* [Request]: Extract every line from the records below that contains the word "część".
** begin Records for the task **
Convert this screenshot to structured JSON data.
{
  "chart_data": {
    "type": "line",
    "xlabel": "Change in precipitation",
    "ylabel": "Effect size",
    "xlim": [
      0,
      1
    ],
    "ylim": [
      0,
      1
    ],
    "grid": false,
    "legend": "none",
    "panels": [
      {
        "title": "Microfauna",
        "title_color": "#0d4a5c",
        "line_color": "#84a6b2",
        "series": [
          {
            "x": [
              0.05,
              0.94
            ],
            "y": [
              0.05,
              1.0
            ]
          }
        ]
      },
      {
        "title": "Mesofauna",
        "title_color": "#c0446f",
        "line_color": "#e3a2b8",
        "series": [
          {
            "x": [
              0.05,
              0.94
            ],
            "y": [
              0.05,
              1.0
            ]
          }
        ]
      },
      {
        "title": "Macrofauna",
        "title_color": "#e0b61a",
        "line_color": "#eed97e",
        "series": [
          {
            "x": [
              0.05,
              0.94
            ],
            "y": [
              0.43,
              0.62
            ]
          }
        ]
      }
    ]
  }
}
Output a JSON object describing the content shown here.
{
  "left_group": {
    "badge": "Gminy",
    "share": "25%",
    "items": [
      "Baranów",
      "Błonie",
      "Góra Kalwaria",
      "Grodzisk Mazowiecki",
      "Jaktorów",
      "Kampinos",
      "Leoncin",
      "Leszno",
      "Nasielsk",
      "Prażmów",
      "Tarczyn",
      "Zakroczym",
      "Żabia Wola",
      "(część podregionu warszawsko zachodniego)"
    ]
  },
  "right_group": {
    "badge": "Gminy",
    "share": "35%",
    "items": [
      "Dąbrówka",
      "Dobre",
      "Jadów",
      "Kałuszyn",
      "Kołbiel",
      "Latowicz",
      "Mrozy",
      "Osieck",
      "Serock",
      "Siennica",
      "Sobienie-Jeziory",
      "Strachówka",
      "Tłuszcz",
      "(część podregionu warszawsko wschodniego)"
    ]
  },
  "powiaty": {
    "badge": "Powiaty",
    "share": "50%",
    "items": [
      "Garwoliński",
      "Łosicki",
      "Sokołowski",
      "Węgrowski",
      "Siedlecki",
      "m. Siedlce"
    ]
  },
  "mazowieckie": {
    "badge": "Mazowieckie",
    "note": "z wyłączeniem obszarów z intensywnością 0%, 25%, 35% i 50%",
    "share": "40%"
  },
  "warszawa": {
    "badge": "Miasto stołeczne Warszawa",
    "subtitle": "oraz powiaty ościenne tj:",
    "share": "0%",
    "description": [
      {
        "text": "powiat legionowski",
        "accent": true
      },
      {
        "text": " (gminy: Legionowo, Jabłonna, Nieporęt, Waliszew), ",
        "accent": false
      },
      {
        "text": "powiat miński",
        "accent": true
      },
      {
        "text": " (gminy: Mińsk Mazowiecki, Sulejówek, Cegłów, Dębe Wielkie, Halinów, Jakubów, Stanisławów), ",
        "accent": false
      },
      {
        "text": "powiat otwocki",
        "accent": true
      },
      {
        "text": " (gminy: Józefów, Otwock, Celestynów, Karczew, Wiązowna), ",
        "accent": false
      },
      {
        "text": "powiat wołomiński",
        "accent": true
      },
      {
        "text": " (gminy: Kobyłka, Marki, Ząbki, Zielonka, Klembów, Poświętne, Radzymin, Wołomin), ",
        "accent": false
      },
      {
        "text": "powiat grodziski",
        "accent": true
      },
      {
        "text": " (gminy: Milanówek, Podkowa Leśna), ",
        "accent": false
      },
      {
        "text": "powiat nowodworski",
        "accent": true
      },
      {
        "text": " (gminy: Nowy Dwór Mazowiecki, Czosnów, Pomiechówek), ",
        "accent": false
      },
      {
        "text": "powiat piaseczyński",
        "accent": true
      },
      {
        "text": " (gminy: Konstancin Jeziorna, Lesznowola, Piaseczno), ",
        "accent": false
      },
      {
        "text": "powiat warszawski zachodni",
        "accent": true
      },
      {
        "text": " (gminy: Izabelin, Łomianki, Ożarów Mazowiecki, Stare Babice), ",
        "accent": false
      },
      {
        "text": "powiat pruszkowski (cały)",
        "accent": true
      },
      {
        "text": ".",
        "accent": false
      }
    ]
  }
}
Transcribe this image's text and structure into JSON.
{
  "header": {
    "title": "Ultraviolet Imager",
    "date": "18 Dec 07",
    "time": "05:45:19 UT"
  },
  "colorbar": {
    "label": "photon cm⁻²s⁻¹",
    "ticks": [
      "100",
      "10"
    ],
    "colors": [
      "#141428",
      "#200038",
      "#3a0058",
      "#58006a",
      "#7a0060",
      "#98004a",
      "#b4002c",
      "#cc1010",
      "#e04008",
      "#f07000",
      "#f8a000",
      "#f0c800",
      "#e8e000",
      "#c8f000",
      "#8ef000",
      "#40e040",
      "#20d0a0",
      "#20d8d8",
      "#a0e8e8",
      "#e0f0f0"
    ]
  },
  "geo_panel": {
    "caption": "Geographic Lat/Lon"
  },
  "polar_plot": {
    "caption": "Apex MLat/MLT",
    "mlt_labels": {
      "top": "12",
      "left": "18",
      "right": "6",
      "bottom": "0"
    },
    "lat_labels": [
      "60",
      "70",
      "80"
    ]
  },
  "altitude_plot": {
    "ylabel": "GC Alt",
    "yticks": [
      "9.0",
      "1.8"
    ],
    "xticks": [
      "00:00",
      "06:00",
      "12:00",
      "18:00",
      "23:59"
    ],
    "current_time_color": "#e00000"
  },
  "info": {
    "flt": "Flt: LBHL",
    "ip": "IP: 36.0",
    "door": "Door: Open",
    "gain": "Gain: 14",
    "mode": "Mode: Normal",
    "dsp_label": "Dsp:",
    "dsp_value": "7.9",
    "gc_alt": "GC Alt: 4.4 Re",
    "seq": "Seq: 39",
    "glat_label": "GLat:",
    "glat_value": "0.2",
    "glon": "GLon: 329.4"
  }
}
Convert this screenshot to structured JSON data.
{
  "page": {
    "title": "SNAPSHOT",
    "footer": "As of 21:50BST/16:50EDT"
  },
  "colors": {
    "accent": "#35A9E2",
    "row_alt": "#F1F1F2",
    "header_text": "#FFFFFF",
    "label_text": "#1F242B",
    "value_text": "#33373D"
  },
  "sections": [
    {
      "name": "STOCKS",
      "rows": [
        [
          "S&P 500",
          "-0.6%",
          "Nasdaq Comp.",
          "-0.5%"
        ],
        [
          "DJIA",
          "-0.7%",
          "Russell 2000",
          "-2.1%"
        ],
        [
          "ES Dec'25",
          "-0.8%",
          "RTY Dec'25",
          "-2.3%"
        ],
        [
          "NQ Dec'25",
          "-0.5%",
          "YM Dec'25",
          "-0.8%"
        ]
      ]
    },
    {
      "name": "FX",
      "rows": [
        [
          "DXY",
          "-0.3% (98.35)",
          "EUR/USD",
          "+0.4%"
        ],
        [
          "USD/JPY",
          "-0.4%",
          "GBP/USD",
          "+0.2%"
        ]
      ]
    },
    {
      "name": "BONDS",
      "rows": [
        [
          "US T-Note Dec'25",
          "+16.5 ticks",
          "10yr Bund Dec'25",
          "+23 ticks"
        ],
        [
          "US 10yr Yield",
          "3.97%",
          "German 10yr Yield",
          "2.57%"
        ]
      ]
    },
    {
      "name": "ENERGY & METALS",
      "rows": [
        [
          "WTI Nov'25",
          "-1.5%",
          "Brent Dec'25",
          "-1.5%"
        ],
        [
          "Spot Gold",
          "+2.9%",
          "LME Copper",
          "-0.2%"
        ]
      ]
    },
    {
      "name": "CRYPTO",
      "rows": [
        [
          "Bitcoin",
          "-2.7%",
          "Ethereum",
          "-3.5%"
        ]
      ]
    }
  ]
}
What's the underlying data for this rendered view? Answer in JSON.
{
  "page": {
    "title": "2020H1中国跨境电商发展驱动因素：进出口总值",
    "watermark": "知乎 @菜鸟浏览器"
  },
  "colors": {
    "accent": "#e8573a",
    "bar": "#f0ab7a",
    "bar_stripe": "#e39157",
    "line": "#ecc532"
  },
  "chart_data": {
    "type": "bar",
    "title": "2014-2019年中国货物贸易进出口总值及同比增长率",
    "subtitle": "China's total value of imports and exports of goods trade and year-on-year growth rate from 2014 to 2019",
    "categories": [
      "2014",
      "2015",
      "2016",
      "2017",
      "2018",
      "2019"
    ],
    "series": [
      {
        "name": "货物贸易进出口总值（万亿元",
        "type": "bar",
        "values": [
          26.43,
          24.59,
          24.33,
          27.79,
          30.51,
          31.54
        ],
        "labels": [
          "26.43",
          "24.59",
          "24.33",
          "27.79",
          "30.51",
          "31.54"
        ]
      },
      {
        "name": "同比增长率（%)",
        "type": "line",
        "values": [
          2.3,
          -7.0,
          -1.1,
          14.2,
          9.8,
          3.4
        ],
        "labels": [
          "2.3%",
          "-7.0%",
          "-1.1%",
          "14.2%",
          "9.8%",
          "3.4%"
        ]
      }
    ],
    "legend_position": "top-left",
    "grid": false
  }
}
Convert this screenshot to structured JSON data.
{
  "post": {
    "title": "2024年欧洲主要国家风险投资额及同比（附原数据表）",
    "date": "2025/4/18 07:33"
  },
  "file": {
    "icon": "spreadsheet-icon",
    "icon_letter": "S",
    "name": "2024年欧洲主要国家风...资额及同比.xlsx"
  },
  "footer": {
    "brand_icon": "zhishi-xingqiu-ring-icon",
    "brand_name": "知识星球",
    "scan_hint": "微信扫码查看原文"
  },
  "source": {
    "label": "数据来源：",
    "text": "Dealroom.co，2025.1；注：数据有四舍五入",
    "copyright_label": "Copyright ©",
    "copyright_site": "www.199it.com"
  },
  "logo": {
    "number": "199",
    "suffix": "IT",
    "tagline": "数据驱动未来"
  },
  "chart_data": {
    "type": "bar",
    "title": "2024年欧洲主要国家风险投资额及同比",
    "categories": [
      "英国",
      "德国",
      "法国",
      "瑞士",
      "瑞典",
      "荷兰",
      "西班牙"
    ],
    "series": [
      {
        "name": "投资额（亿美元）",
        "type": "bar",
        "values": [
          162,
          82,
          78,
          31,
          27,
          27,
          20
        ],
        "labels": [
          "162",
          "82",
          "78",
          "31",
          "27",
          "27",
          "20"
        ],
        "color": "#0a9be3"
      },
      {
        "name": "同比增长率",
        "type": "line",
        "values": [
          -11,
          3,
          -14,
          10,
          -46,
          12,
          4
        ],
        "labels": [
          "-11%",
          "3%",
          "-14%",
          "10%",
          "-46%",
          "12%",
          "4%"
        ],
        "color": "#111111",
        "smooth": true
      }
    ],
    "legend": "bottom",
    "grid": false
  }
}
** end Records for the task **
* [Finished answer]:
      "(część podregionu warszawsko zachodniego)"
      "(część podregionu warszawsko wschodniego)"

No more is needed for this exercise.